But, like I say, it's the fear that's putting volatility into the markets...

In my opinion, clever investors should turn to those commodities surging up as a result of the black stuff's mood swings.

You see, rising oil prices drive up demand for ethanol and other alternative fuels...

It's turning the once-sleepy corn futures market into a casino... and not only that, a variety of related investments are reaping the benefits.

Exchanges that offer investors a way to bet on tomorrow's prices for the yellow kernels - a key ethanol ingredient - have been inundated with money.

This little 'trick' will tell you an awful lot about the markets you're interested in...

The Wall Street Journal reported today: "Bullish commodity traders, along with farmers and food companies trying to manage risks, have pushed up the number of bets outstanding on the Chicago Board of Trade. Open contracts to buy or sell 5,000 bushels of corn in the future hit 1.39 million as of Monday, a 77% jump so far this year."

Checking the 'open interest' of a particular commodity is a way better measure of how much money is invested in the market than the number of contracts traded each day.

(Open interest simply means the net amount of outstanding open positions, either long or short, in a given futures or options contract)

And from one quick look it seems that ways to wager in the market for corn-based ethanol are flourishing.

An ethanol-futures contract introduced in March 2005 on the CBOT, for example, hit a record of 1,068 open contracts on 10 July.

Although it's still relatively small compared to other, more widely traded contracts, that's still 20 times the number a year ago...

The reason?

The pros are flooding into 'ags'

One is because the U.S. Government has increased requirements for blending ethanol into gasoline and mark my words, Britain is following suit.

At the London Motor Show last week, BMW launched their first sports car run entirely on 'green' bio-fuel... and back in March the first biol-fuel plant opened in Norwich.

The activity over in the States has grown so frenzied that the CBOT, a unit of CBOT Holdings Inc., this month leased out the last remaining booth on its agricultural- futures trading floor - desk space for traders and clerks!

By contrast, its financial-futures trading pit has ample space for newcomers.

According to the WSJ, "a full-privilege membership, or seat, on the CBOT sold at a record $3.2 million in April. Full-membership seats, which confer the right to trade on the exchange, were selling for about $2 million last summer."

▸ **EXTRACTED INFORMATION**:
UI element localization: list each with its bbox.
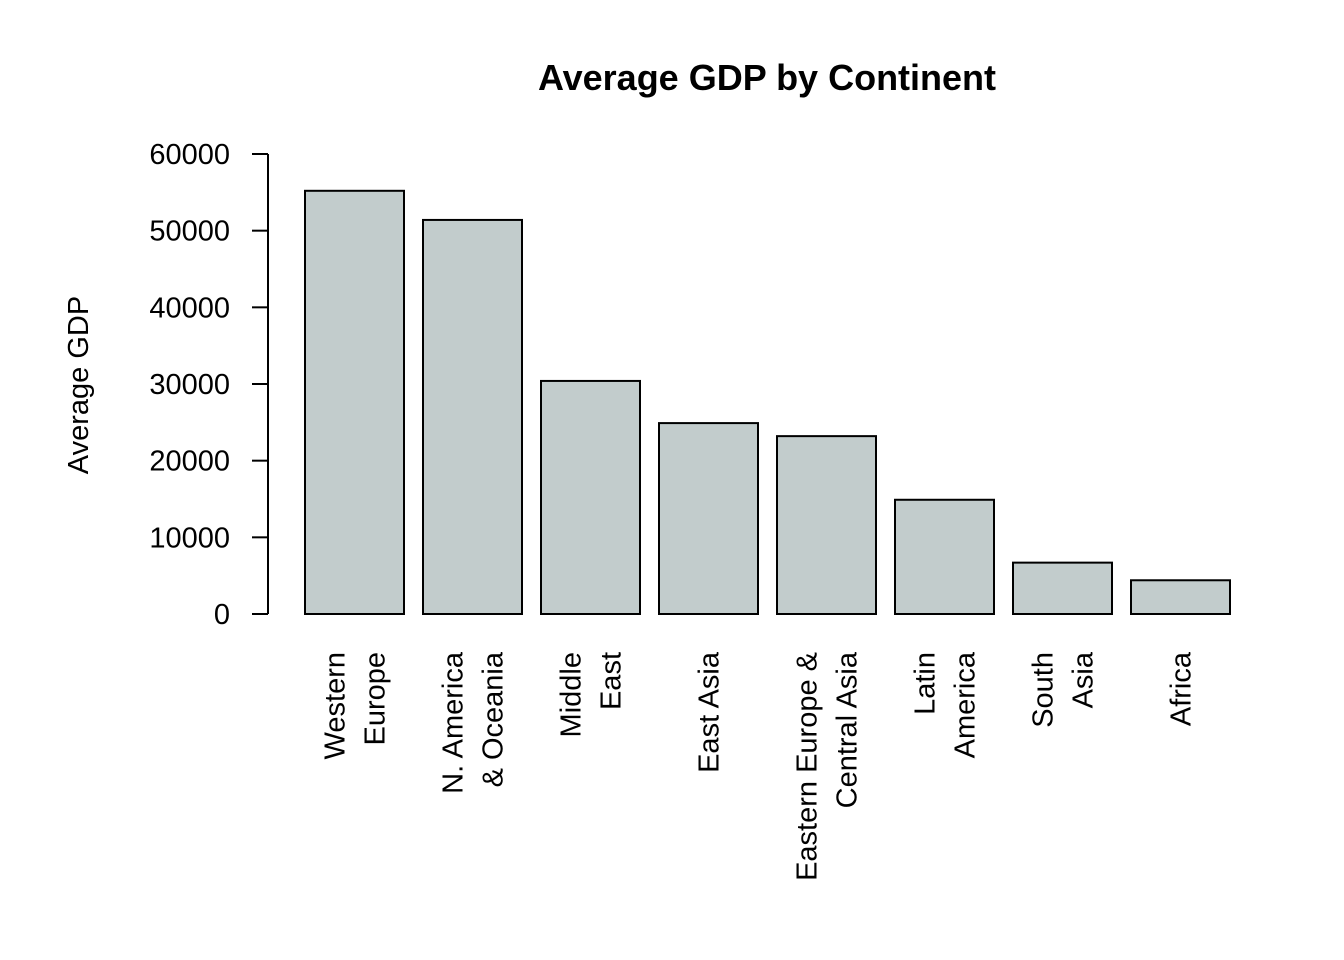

...

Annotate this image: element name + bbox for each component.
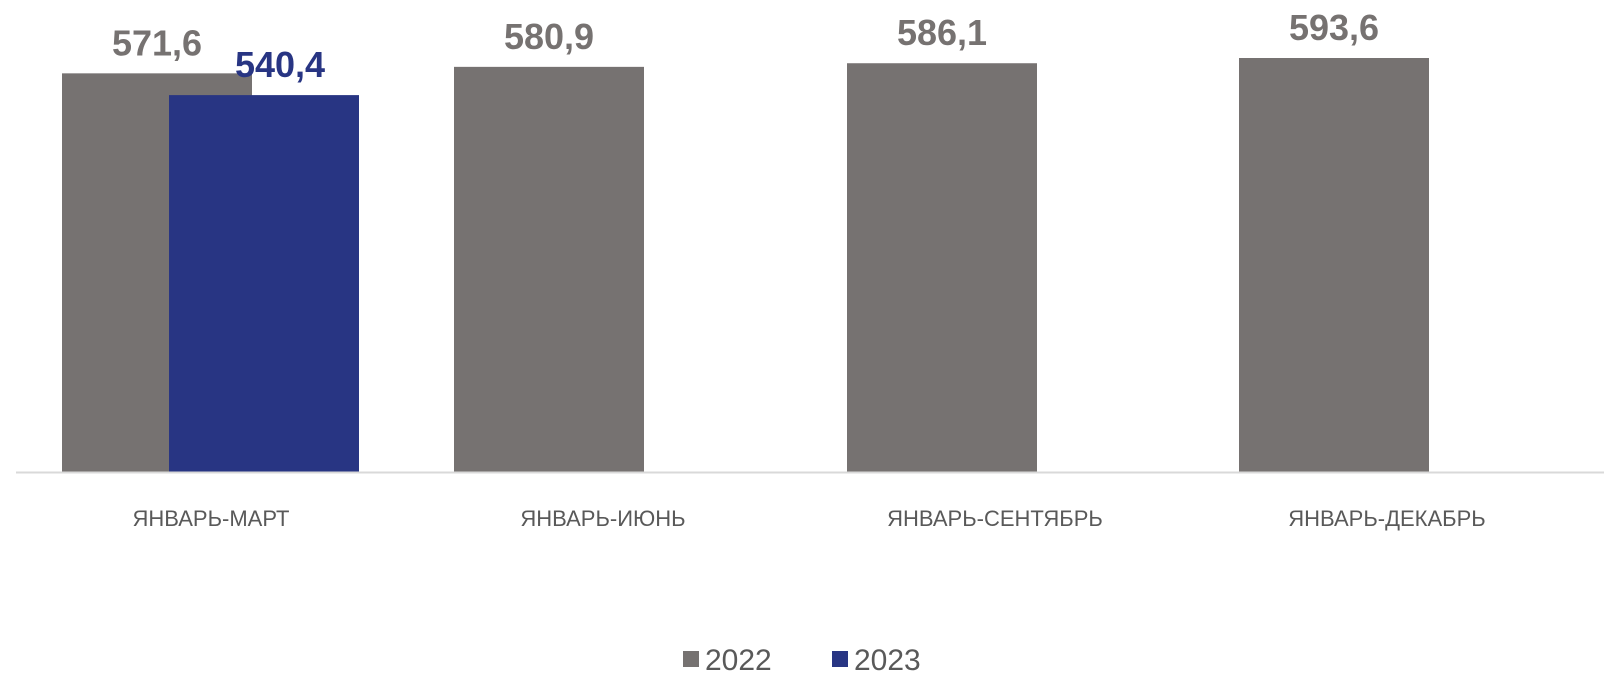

▸ **THE REQUEST**: Copy from "(Open interest simply" to "a year ago..." in the text on corn and ethanol futures.

▸ **RESPONSE FOR THIS EXERCISE**:
(Open interest simply means the net amount of outstanding open positions, either long or short, in a given futures or options contract)

And from one quick look it seems that ways to wager in the market for corn-based ethanol are flourishing.

An ethanol-futures contract introduced in March 2005 on the CBOT, for example, hit a record of 1,068 open contracts on 10 July.

Although it's still relatively small compared to other, more widely traded contracts, that's still 20 times the number a year ago...